Records
+++++

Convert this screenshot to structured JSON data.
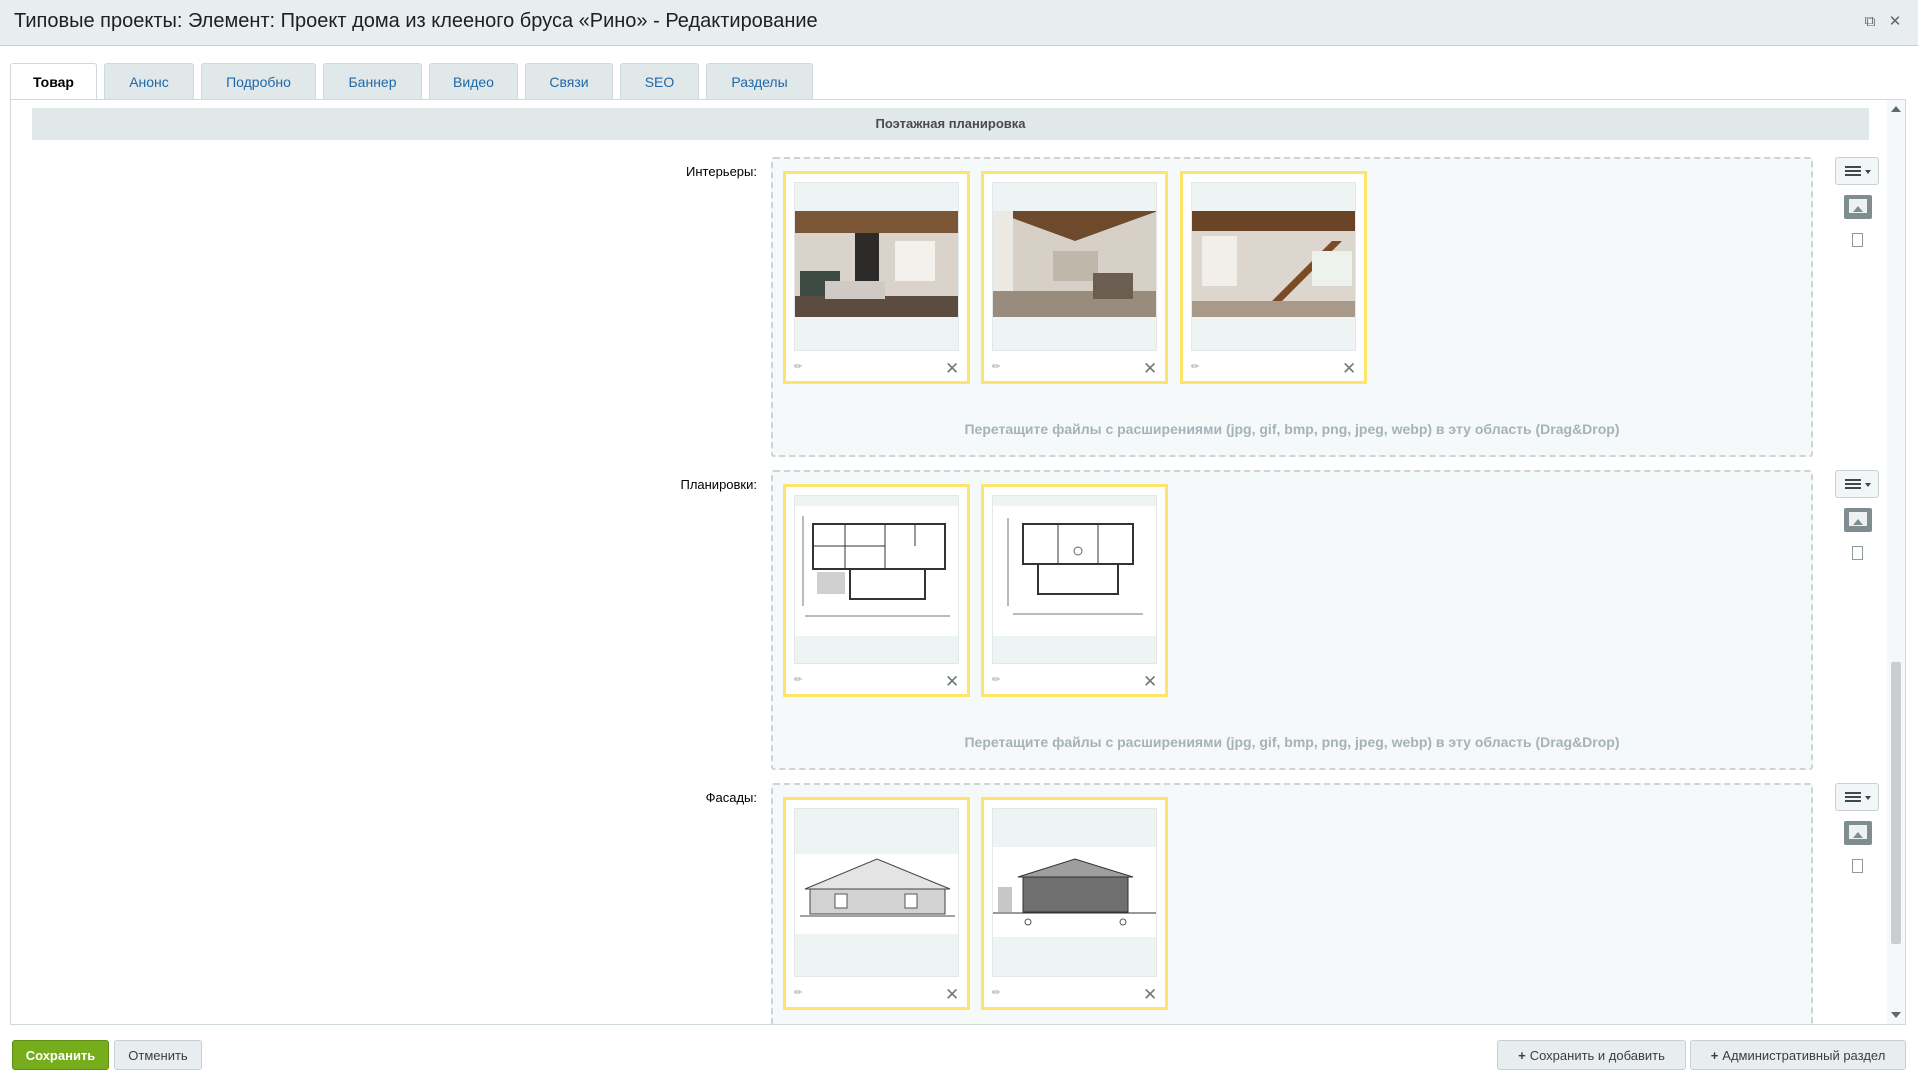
{
  "window": {
    "title": "Типовые проекты: Элемент: Проект дома из клееного бруса «Рино» - Редактирование",
    "restore_icon": "restore-icon",
    "close_icon": "close-icon"
  },
  "tabs": [
    {
      "label": "Товар",
      "active": true
    },
    {
      "label": "Анонс"
    },
    {
      "label": "Подробно"
    },
    {
      "label": "Баннер"
    },
    {
      "label": "Видео"
    },
    {
      "label": "Связи"
    },
    {
      "label": "SEO"
    },
    {
      "label": "Разделы"
    }
  ],
  "section": {
    "heading": "Поэтажная планировка"
  },
  "fields": {
    "interiors": {
      "label": "Интерьеры:",
      "hint": "Перетащите файлы с расширениями (jpg, gif, bmp, png, jpeg, webp) в эту область (Drag&Drop)",
      "files": [
        {
          "kind": "interior-photo-1"
        },
        {
          "kind": "interior-photo-2"
        },
        {
          "kind": "interior-photo-3"
        }
      ]
    },
    "plans": {
      "label": "Планировки:",
      "hint": "Перетащите файлы с расширениями (jpg, gif, bmp, png, jpeg, webp) в эту область (Drag&Drop)",
      "files": [
        {
          "kind": "floor-plan-1"
        },
        {
          "kind": "floor-plan-2"
        }
      ]
    },
    "facades": {
      "label": "Фасады:",
      "files": [
        {
          "kind": "facade-1"
        },
        {
          "kind": "facade-2"
        }
      ]
    }
  },
  "colors": {
    "accent": "#76ad1c",
    "selection": "#ffe46b",
    "tab_link": "#2168a6"
  },
  "footer": {
    "save": "Сохранить",
    "cancel": "Отменить",
    "save_and_add": "Сохранить и добавить",
    "admin_section": "Административный раздел"
  }
}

+++++

GIVEN EXERCISE. Pictures are excluded; output everything else in the data verbatim.

ANSWER TO THIS TASK.
Convert this screenshot to structured JSON data.
{
  "window": {
    "title": "Типовые проекты: Элемент: Проект дома из клееного бруса «Рино» - Редактирование",
    "restore_icon": "restore-icon",
    "close_icon": "close-icon"
  },
  "tabs": [
    {
      "label": "Товар",
      "active": true
    },
    {
      "label": "Анонс"
    },
    {
      "label": "Подробно"
    },
    {
      "label": "Баннер"
    },
    {
      "label": "Видео"
    },
    {
      "label": "Связи"
    },
    {
      "label": "SEO"
    },
    {
      "label": "Разделы"
    }
  ],
  "section": {
    "heading": "Поэтажная планировка"
  },
  "fields": {
    "interiors": {
      "label": "Интерьеры:",
      "hint": "Перетащите файлы с расширениями (jpg, gif, bmp, png, jpeg, webp) в эту область (Drag&Drop)",
      "files": [
        {
          "kind": "interior-photo-1"
        },
        {
          "kind": "interior-photo-2"
        },
        {
          "kind": "interior-photo-3"
        }
      ]
    },
    "plans": {
      "label": "Планировки:",
      "hint": "Перетащите файлы с расширениями (jpg, gif, bmp, png, jpeg, webp) в эту область (Drag&Drop)",
      "files": [
        {
          "kind": "floor-plan-1"
        },
        {
          "kind": "floor-plan-2"
        }
      ]
    },
    "facades": {
      "label": "Фасады:",
      "files": [
        {
          "kind": "facade-1"
        },
        {
          "kind": "facade-2"
        }
      ]
    }
  },
  "colors": {
    "accent": "#76ad1c",
    "selection": "#ffe46b",
    "tab_link": "#2168a6"
  },
  "footer": {
    "save": "Сохранить",
    "cancel": "Отменить",
    "save_and_add": "Сохранить и добавить",
    "admin_section": "Административный раздел"
  }
}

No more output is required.